• [INSTRUCTIONS FOR THE TASK]: Could you repeat the records below exactly, leaving out any pictures?

• [TASK DATA]:
::::

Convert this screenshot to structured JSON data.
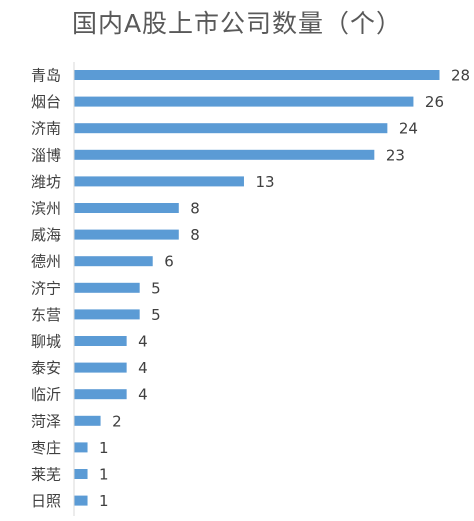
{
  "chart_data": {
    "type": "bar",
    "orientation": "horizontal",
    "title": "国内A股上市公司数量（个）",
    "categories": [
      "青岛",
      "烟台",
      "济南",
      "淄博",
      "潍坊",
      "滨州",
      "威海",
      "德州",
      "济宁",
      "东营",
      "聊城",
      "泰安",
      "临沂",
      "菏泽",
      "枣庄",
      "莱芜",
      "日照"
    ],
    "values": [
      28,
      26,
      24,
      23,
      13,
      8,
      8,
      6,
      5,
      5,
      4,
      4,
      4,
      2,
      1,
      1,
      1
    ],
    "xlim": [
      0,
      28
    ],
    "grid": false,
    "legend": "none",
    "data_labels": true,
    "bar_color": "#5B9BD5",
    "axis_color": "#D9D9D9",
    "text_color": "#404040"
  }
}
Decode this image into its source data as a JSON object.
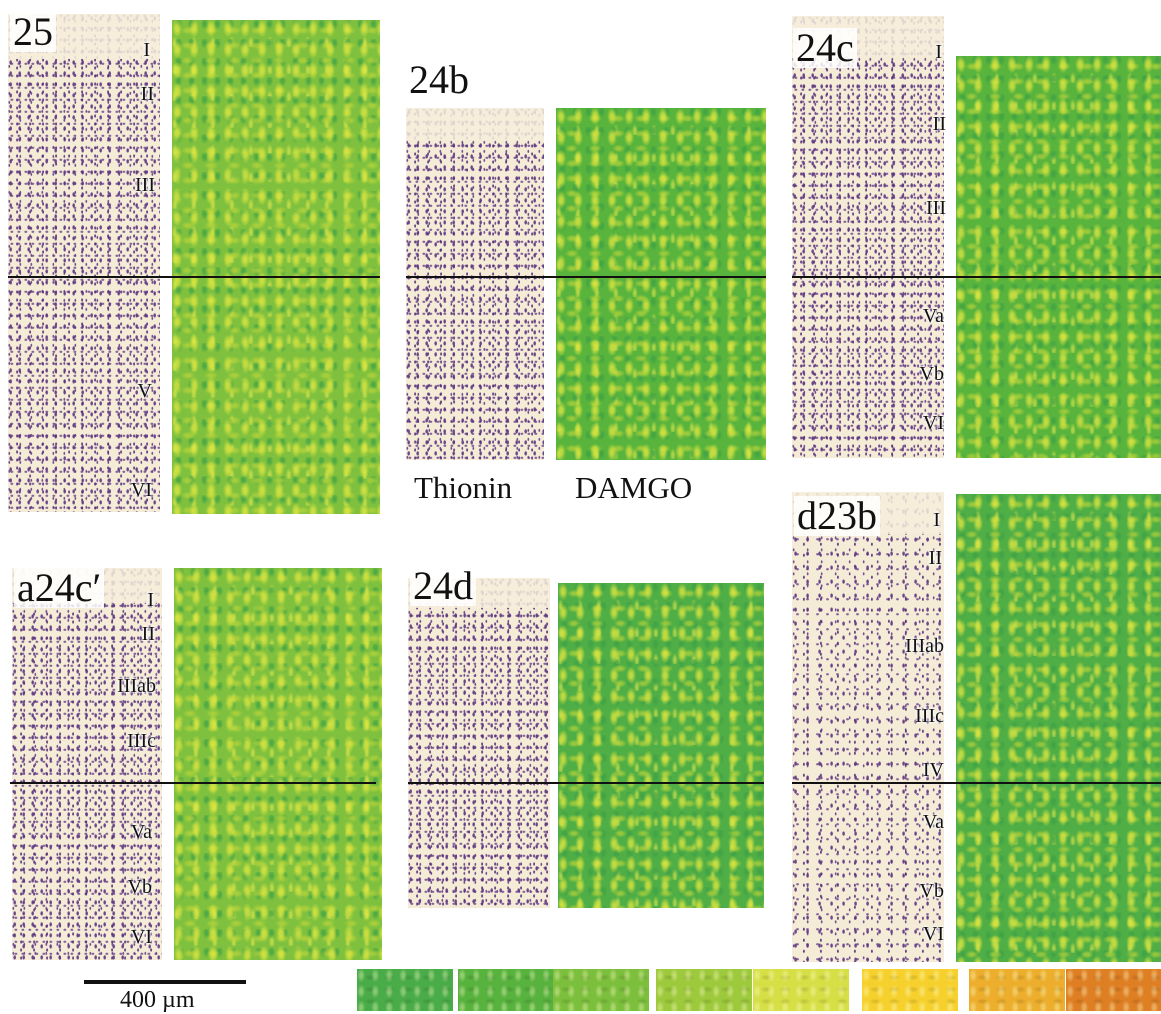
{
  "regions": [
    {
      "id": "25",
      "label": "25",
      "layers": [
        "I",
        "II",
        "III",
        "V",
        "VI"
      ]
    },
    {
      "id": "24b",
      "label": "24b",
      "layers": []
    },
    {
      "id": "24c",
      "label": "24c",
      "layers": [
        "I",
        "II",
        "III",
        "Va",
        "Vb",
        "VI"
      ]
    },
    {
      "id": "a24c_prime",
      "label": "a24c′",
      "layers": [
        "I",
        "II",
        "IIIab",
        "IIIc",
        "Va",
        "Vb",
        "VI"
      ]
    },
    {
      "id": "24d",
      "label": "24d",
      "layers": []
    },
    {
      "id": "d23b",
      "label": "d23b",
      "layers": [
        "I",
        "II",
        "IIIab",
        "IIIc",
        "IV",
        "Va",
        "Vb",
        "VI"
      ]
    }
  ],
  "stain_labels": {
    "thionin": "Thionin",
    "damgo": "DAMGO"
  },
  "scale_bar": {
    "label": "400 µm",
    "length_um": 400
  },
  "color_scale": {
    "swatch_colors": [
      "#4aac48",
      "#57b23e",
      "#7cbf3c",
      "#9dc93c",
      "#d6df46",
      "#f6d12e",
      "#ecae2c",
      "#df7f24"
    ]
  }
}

::::

• [RESULT OF THIS TASK]:
Convert this screenshot to structured JSON data.
{
  "chart_data": {
    "type": "bar",
    "orientation": "horizontal",
    "title": "国内A股上市公司数量（个）",
    "categories": [
      "青岛",
      "烟台",
      "济南",
      "淄博",
      "潍坊",
      "滨州",
      "威海",
      "德州",
      "济宁",
      "东营",
      "聊城",
      "泰安",
      "临沂",
      "菏泽",
      "枣庄",
      "莱芜",
      "日照"
    ],
    "values": [
      28,
      26,
      24,
      23,
      13,
      8,
      8,
      6,
      5,
      5,
      4,
      4,
      4,
      2,
      1,
      1,
      1
    ],
    "xlim": [
      0,
      28
    ],
    "grid": false,
    "legend": "none",
    "data_labels": true,
    "bar_color": "#5B9BD5",
    "axis_color": "#D9D9D9",
    "text_color": "#404040"
  }
}
Decode this image into its source data as a JSON object.
{
  "regions": [
    {
      "id": "25",
      "label": "25",
      "layers": [
        "I",
        "II",
        "III",
        "V",
        "VI"
      ]
    },
    {
      "id": "24b",
      "label": "24b",
      "layers": []
    },
    {
      "id": "24c",
      "label": "24c",
      "layers": [
        "I",
        "II",
        "III",
        "Va",
        "Vb",
        "VI"
      ]
    },
    {
      "id": "a24c_prime",
      "label": "a24c′",
      "layers": [
        "I",
        "II",
        "IIIab",
        "IIIc",
        "Va",
        "Vb",
        "VI"
      ]
    },
    {
      "id": "24d",
      "label": "24d",
      "layers": []
    },
    {
      "id": "d23b",
      "label": "d23b",
      "layers": [
        "I",
        "II",
        "IIIab",
        "IIIc",
        "IV",
        "Va",
        "Vb",
        "VI"
      ]
    }
  ],
  "stain_labels": {
    "thionin": "Thionin",
    "damgo": "DAMGO"
  },
  "scale_bar": {
    "label": "400 µm",
    "length_um": 400
  },
  "color_scale": {
    "swatch_colors": [
      "#4aac48",
      "#57b23e",
      "#7cbf3c",
      "#9dc93c",
      "#d6df46",
      "#f6d12e",
      "#ecae2c",
      "#df7f24"
    ]
  }
}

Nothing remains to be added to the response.